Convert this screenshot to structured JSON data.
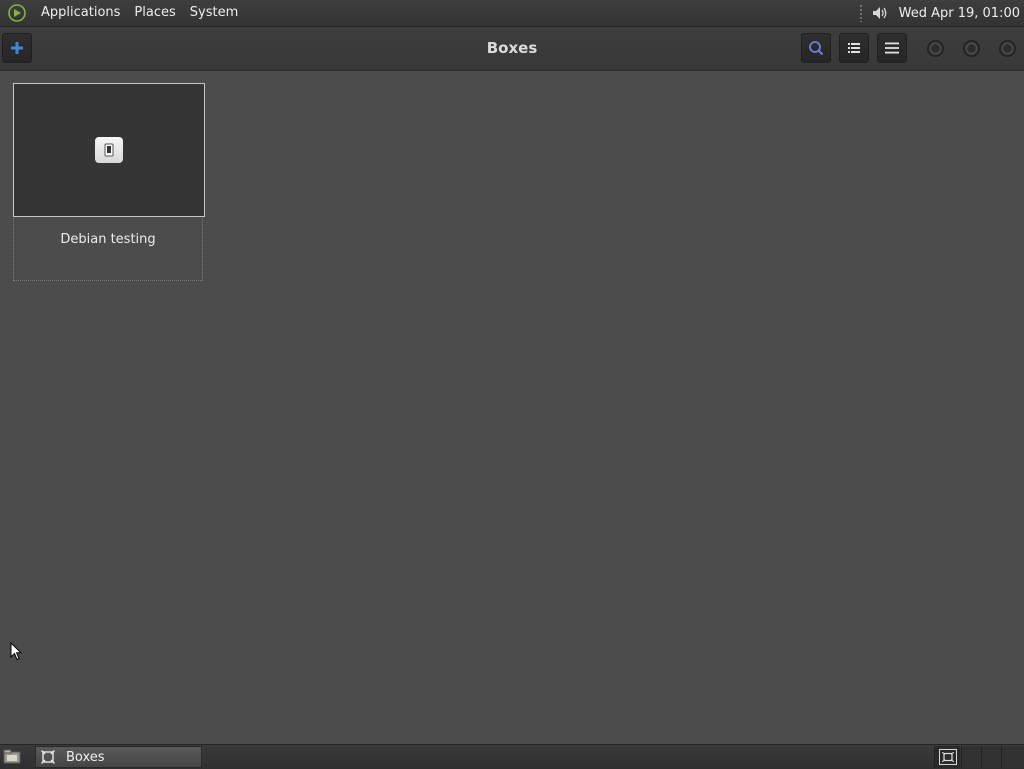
{
  "top_panel": {
    "menus": [
      "Applications",
      "Places",
      "System"
    ],
    "clock": "Wed Apr 19, 01:00"
  },
  "headerbar": {
    "title": "Boxes"
  },
  "boxes": [
    {
      "name": "Debian testing"
    }
  ],
  "taskbar": {
    "tasks": [
      {
        "label": "Boxes"
      }
    ]
  },
  "colors": {
    "accent_blue": "#3d86d9",
    "background": "#4c4c4c",
    "thumbnail": "#353535"
  }
}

• [Short exercise]:
Quote every line of the records above exactly; no picture is to be copied.

• [Right answer]:
Convert this screenshot to structured JSON data.
{
  "top_panel": {
    "menus": [
      "Applications",
      "Places",
      "System"
    ],
    "clock": "Wed Apr 19, 01:00"
  },
  "headerbar": {
    "title": "Boxes"
  },
  "boxes": [
    {
      "name": "Debian testing"
    }
  ],
  "taskbar": {
    "tasks": [
      {
        "label": "Boxes"
      }
    ]
  },
  "colors": {
    "accent_blue": "#3d86d9",
    "background": "#4c4c4c",
    "thumbnail": "#353535"
  }
}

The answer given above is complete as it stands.